## Required task
Reproduce the listing below word for word, with no pictures.

═════ Records for this task ═════

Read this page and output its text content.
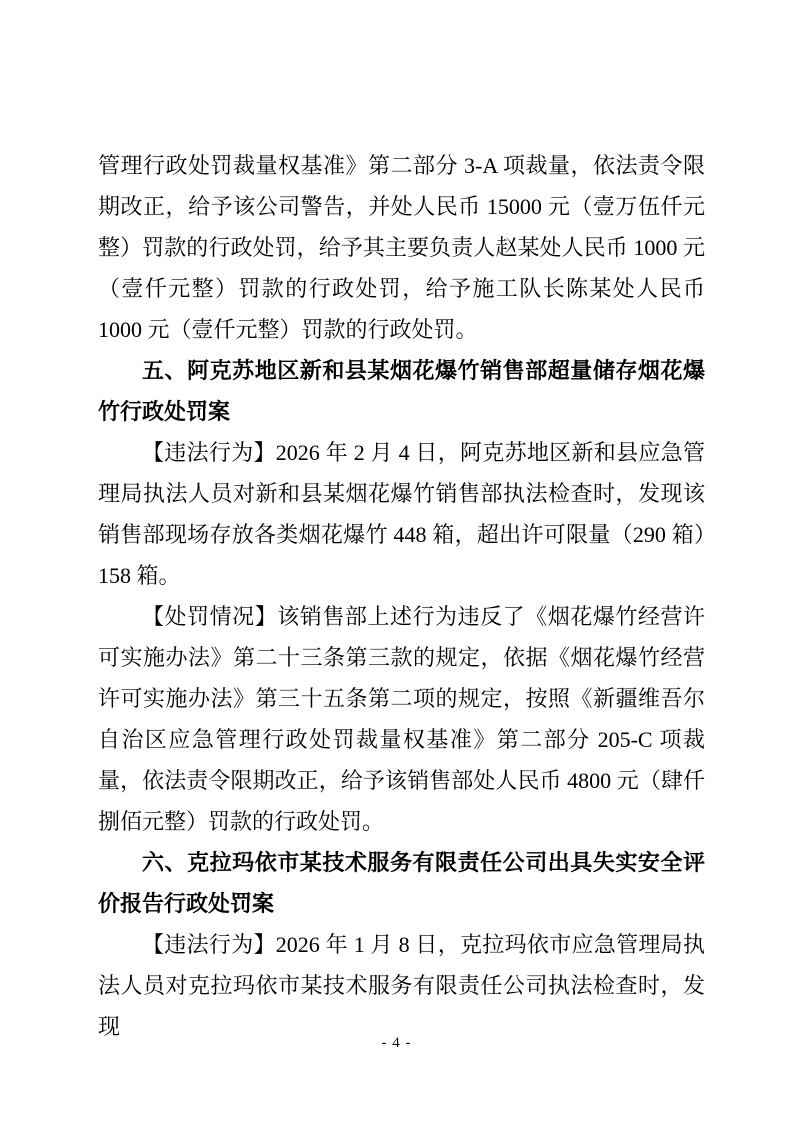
管理行政处罚裁量权基准》第二部分 3-A 项裁量，依法责令限期改正，给予该公司警告，并处人民币 15000 元（壹万伍仟元整）罚款的行政处罚，给予其主要负责人赵某处人民币 1000 元（壹仟元整）罚款的行政处罚，给予施工队长陈某处人民币 1000 元（壹仟元整）罚款的行政处罚。

五、阿克苏地区新和县某烟花爆竹销售部超量储存烟花爆竹行政处罚案

【违法行为】2026 年 2 月 4 日，阿克苏地区新和县应急管理局执法人员对新和县某烟花爆竹销售部执法检查时，发现该销售部现场存放各类烟花爆竹 448 箱，超出许可限量（290 箱）158 箱。

【处罚情况】该销售部上述行为违反了《烟花爆竹经营许可实施办法》第二十三条第三款的规定，依据《烟花爆竹经营许可实施办法》第三十五条第二项的规定，按照《新疆维吾尔自治区应急管理行政处罚裁量权基准》第二部分 205-C 项裁量，依法责令限期改正，给予该销售部处人民币 4800 元（肆仟捌佰元整）罚款的行政处罚。

六、克拉玛依市某技术服务有限责任公司出具失实安全评价报告行政处罚案

【违法行为】2026 年 1 月 8 日，克拉玛依市应急管理局执法人员对克拉玛依市某技术服务有限责任公司执法检查时，发现

- 4 -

═════

## Task response
Read this page and output its text content.
管理行政处罚裁量权基准》第二部分 3-A 项裁量，依法责令限期改正，给予该公司警告，并处人民币 15000 元（壹万伍仟元整）罚款的行政处罚，给予其主要负责人赵某处人民币 1000 元（壹仟元整）罚款的行政处罚，给予施工队长陈某处人民币 1000 元（壹仟元整）罚款的行政处罚。

五、阿克苏地区新和县某烟花爆竹销售部超量储存烟花爆竹行政处罚案

【违法行为】2026 年 2 月 4 日，阿克苏地区新和县应急管理局执法人员对新和县某烟花爆竹销售部执法检查时，发现该销售部现场存放各类烟花爆竹 448 箱，超出许可限量（290 箱）158 箱。

【处罚情况】该销售部上述行为违反了《烟花爆竹经营许可实施办法》第二十三条第三款的规定，依据《烟花爆竹经营许可实施办法》第三十五条第二项的规定，按照《新疆维吾尔自治区应急管理行政处罚裁量权基准》第二部分 205-C 项裁量，依法责令限期改正，给予该销售部处人民币 4800 元（肆仟捌佰元整）罚款的行政处罚。

六、克拉玛依市某技术服务有限责任公司出具失实安全评价报告行政处罚案

【违法行为】2026 年 1 月 8 日，克拉玛依市应急管理局执法人员对克拉玛依市某技术服务有限责任公司执法检查时，发现

- 4 -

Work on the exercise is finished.